» Working data
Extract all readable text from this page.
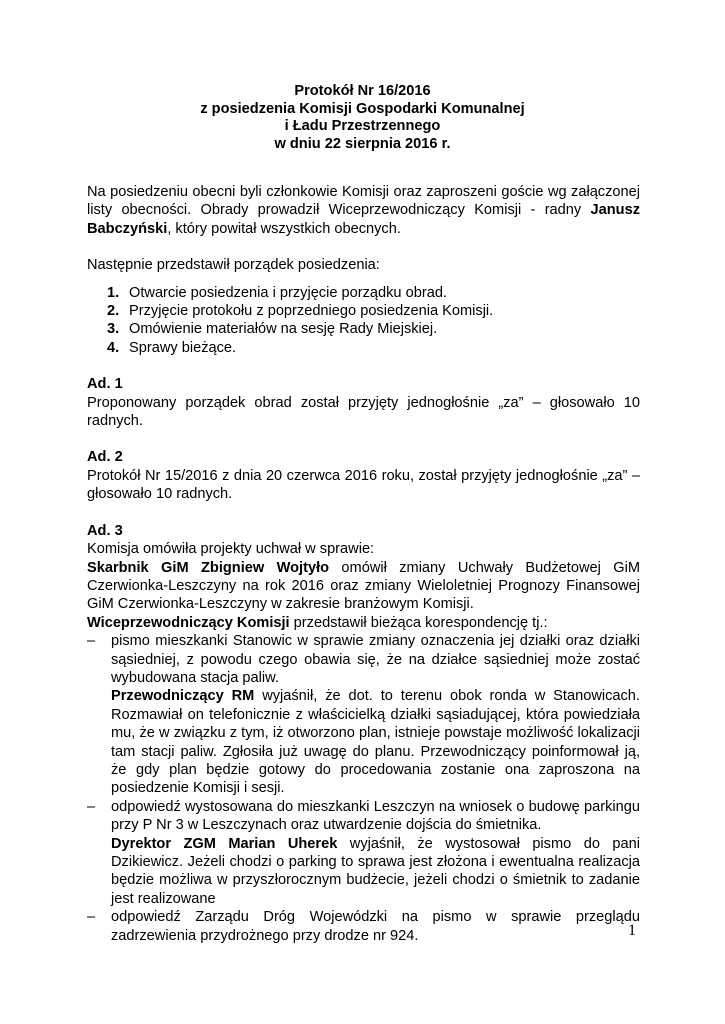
Protokół Nr 16/2016
z posiedzenia Komisji Gospodarki Komunalnej
i Ładu Przestrzennego
w dniu 22 sierpnia 2016 r.

Na posiedzeniu obecni byli członkowie Komisji oraz zaproszeni goście wg załączonej listy obecności. Obrady prowadził Wiceprzewodniczący Komisji - radny Janusz Babczyński, który powitał wszystkich obecnych.

Następnie przedstawił porządek posiedzenia:

1. Otwarcie posiedzenia i przyjęcie porządku obrad.
2. Przyjęcie protokołu z poprzedniego posiedzenia Komisji.
3. Omówienie materiałów na sesję Rady Miejskiej.
4. Sprawy bieżące.
Ad. 1

Proponowany porządek obrad został przyjęty jednogłośnie „za” – głosowało 10 radnych.

Ad. 2

Protokół Nr 15/2016 z dnia 20 czerwca 2016 roku, został przyjęty jednogłośnie „za” – głosowało 10 radnych.

Ad. 3

Komisja omówiła projekty uchwał w sprawie:

Skarbnik GiM Zbigniew Wojtyło omówił zmiany Uchwały Budżetowej GiM Czerwionka-Leszczyny na rok 2016 oraz zmiany Wieloletniej Prognozy Finansowej GiM Czerwionka-Leszczyny w zakresie branżowym Komisji.

Wiceprzewodniczący Komisji przedstawił bieżąca korespondencję tj.:

– pismo mieszkanki Stanowic w sprawie zmiany oznaczenia jej działki oraz działki sąsiedniej, z powodu czego obawia się, że na działce sąsiedniej może zostać wybudowana stacja paliw.

Przewodniczący RM wyjaśnił, że dot. to terenu obok ronda w Stanowicach. Rozmawiał on telefonicznie z właścicielką działki sąsiadującej, która powiedziała mu, że w związku z tym, iż otworzono plan, istnieje powstaje możliwość lokalizacji tam stacji paliw. Zgłosiła już uwagę do planu. Przewodniczący poinformował ją, że gdy plan będzie gotowy do procedowania zostanie ona zaproszona na posiedzenie Komisji i sesji.

– odpowiedź wystosowana do mieszkanki Leszczyn na wniosek o budowę parkingu przy P Nr 3 w Leszczynach oraz utwardzenie dojścia do śmietnika.

Dyrektor ZGM Marian Uherek wyjaśnił, że wystosował pismo do pani Dzikiewicz. Jeżeli chodzi o parking to sprawa jest złożona i ewentualna realizacja będzie możliwa w przyszłorocznym budżecie, jeżeli chodzi o śmietnik to zadanie jest realizowane

– odpowiedź Zarządu Dróg Wojewódzki na pismo w sprawie przeglądu zadrzewienia przydrożnego przy drodze nr 924.	1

» Direction
Copy every line of the listing containing the string "odpowiedź".

» Exercise result
– odpowiedź wystosowana do mieszkanki Leszczyn na wniosek o budowę parkingu przy P Nr 3 w Leszczynach oraz utwardzenie dojścia do śmietnika.
– odpowiedź Zarządu Dróg Wojewódzki na pismo w sprawie przeglądu zadrzewienia przydrożnego przy drodze nr 924.	1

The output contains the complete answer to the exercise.